■ Written exercise ■
From the listing below, extract every line in which the word "management" appears.

____

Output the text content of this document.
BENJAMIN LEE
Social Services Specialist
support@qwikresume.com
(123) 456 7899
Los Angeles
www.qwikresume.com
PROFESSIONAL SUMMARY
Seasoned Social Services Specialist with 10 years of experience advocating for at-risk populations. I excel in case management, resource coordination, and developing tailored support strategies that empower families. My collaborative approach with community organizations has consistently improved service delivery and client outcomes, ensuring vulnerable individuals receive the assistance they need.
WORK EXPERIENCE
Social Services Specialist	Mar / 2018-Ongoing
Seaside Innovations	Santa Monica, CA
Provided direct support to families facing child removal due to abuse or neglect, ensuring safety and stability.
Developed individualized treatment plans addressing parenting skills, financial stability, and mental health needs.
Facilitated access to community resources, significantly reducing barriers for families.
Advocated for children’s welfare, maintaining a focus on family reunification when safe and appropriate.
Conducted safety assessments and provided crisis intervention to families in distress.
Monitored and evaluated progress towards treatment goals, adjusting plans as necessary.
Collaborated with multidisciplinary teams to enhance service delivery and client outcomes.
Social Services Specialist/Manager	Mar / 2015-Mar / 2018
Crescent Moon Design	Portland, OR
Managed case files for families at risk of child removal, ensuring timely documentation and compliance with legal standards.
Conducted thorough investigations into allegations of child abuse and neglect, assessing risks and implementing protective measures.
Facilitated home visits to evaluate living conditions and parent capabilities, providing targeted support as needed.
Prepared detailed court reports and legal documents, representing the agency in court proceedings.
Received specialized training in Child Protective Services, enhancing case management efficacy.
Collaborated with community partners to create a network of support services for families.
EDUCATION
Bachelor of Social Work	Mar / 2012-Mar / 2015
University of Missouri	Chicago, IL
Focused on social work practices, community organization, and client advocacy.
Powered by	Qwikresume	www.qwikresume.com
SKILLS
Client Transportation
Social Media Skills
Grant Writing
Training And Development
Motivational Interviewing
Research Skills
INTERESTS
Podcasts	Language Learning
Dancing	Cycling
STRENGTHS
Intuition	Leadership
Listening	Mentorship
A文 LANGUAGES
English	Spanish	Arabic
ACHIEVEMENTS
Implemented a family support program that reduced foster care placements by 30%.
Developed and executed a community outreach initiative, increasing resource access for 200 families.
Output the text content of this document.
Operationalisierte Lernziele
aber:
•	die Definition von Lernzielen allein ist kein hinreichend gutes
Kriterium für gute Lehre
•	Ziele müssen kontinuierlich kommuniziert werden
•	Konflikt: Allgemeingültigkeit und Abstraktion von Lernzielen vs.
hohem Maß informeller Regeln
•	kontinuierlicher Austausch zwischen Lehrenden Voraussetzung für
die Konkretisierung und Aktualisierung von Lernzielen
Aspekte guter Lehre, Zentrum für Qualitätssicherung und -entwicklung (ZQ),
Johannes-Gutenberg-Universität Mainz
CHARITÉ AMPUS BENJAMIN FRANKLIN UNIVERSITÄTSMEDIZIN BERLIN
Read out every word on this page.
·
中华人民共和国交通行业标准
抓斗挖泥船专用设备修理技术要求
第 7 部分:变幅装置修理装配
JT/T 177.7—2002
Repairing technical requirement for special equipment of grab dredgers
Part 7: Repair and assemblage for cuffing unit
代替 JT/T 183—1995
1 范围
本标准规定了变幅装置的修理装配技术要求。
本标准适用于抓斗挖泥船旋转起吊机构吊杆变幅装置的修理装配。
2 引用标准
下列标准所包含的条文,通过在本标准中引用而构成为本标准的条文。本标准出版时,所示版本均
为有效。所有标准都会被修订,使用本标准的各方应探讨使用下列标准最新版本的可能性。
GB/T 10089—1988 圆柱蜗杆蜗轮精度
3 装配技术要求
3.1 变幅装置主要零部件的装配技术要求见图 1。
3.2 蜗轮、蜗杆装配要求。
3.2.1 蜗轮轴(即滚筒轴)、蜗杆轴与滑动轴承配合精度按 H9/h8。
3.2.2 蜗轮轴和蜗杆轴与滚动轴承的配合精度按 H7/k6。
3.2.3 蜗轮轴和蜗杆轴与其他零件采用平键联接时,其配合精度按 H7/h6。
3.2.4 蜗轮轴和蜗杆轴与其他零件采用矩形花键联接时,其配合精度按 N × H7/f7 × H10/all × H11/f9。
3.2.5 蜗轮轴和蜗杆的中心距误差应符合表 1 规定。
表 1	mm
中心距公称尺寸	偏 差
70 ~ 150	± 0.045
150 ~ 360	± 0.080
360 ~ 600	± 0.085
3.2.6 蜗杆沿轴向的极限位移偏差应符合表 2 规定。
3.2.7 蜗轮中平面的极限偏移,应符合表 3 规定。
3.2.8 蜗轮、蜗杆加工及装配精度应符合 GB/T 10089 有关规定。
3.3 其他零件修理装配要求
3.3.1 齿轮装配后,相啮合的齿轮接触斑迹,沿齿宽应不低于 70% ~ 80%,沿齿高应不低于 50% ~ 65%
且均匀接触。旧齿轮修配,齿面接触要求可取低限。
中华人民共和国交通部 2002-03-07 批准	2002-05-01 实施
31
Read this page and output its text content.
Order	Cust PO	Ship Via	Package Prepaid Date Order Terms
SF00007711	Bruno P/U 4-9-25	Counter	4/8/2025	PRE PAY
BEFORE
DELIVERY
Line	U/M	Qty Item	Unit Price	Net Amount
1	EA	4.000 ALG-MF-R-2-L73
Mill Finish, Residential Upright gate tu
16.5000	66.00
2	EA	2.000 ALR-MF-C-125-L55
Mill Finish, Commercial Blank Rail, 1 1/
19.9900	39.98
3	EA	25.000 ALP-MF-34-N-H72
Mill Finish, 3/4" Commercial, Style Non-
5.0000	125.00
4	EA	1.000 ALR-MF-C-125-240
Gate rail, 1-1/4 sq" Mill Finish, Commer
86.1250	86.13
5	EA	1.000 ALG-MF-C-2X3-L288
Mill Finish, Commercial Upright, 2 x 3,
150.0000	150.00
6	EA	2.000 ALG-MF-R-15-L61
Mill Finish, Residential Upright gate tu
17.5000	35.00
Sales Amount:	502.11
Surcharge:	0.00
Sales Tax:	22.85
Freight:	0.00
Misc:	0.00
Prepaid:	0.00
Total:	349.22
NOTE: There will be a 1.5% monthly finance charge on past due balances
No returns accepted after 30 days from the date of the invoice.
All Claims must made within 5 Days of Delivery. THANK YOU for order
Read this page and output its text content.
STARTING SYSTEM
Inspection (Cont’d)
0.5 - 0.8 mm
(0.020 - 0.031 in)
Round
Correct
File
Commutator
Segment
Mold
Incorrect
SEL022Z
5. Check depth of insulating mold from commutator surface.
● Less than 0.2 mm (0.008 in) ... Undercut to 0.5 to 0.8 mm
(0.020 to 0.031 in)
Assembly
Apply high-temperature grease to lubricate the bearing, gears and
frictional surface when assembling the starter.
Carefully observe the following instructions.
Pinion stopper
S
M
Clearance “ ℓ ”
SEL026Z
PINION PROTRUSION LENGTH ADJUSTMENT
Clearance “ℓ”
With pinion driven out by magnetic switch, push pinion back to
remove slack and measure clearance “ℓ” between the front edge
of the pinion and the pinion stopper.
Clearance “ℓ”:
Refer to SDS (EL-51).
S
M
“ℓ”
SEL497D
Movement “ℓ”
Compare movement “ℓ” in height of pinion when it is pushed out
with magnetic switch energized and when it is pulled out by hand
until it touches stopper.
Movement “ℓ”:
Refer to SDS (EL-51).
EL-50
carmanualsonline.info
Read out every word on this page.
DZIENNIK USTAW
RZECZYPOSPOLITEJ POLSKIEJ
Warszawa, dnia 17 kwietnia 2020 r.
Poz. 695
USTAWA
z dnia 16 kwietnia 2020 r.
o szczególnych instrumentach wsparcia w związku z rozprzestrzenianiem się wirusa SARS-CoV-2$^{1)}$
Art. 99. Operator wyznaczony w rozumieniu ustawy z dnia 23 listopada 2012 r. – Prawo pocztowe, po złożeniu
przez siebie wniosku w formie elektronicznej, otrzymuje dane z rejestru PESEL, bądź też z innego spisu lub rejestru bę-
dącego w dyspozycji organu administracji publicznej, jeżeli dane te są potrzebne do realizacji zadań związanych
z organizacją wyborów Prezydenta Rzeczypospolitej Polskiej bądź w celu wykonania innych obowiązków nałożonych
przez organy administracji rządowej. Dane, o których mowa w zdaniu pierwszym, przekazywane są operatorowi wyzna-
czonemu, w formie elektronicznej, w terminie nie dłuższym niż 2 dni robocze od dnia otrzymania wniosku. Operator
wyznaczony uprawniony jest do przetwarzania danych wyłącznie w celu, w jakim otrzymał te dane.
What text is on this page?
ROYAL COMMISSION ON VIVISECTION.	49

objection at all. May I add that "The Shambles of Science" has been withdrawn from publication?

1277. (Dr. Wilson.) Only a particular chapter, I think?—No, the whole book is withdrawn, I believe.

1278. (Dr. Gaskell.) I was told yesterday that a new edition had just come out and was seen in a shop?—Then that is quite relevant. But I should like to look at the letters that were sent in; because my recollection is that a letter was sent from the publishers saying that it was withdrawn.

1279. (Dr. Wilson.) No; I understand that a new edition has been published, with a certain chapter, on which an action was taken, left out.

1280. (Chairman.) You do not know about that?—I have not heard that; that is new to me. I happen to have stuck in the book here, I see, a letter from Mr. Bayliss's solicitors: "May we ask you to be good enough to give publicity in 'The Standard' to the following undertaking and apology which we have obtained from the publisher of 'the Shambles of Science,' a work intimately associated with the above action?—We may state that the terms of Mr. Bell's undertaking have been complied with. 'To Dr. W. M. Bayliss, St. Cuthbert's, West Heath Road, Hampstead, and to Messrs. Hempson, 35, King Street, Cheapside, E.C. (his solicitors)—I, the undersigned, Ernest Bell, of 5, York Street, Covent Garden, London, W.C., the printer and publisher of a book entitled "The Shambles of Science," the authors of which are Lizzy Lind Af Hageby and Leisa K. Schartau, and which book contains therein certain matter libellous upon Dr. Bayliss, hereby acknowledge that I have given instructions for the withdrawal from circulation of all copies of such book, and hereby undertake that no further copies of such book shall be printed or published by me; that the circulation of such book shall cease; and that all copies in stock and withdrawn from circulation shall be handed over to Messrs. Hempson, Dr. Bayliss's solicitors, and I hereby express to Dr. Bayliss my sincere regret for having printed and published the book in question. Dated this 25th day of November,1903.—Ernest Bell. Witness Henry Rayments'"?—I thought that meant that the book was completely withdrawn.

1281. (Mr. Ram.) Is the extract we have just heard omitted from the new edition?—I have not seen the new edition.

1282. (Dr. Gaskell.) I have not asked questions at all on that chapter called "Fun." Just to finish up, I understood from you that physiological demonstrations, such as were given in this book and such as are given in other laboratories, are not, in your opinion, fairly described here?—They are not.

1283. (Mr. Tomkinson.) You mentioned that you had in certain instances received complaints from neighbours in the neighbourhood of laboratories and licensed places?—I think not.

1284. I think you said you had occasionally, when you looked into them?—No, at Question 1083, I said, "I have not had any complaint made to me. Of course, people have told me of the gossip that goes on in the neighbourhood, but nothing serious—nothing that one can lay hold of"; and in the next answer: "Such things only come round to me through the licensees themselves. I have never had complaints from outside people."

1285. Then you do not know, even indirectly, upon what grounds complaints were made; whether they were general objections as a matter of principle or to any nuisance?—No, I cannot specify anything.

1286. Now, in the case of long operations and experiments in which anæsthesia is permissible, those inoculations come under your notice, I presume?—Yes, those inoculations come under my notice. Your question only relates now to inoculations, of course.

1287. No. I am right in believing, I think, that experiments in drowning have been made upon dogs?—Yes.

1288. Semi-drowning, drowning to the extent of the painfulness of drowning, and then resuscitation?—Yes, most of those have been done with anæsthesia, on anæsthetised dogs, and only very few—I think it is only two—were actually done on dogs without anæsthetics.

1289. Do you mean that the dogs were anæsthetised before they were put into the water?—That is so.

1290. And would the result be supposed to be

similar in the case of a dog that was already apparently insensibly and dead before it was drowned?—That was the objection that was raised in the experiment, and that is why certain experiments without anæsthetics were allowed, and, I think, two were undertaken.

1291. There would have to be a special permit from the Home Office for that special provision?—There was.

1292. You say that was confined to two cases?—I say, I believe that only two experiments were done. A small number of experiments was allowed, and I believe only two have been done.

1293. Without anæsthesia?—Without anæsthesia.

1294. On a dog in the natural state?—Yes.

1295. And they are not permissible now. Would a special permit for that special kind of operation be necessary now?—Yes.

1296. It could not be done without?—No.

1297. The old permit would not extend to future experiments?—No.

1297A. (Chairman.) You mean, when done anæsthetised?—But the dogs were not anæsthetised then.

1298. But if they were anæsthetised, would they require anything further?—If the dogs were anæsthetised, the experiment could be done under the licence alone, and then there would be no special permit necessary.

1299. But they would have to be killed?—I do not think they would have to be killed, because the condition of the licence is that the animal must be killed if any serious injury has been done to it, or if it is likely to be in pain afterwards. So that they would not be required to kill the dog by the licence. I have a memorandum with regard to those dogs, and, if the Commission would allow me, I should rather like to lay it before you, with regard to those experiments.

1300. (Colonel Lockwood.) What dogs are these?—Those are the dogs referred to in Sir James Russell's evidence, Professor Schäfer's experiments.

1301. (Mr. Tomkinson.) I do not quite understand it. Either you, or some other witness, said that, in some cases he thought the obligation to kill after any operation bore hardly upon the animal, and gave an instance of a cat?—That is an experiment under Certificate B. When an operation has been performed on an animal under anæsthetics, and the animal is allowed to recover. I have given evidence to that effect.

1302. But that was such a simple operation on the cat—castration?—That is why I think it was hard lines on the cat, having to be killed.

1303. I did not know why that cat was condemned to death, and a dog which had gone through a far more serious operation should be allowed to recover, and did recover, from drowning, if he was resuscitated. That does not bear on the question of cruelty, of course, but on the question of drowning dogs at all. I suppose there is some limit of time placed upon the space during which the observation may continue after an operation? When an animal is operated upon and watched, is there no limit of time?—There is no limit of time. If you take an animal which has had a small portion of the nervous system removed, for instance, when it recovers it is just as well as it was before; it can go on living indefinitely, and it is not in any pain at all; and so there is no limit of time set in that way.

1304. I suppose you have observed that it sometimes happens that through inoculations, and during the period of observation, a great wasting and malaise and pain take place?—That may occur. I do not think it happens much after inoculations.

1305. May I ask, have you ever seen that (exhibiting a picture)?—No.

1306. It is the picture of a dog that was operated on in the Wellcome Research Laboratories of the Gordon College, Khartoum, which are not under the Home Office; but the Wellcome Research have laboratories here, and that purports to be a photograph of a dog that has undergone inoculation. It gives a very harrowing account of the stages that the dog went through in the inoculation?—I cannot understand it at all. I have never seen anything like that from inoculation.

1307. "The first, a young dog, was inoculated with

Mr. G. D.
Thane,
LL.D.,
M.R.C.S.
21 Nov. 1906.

____

■ Expected answer ■
Seasoned Social Services Specialist with 10 years of experience advocating for at-risk populations. I excel in case management, resource coordination, and developing tailored support strategies that empower families. My collaborative approach with community organizations has consistently improved service delivery and client outcomes, ensuring vulnerable individuals receive the assistance they need.
Received specialized training in Child Protective Services, enhancing case management efficacy.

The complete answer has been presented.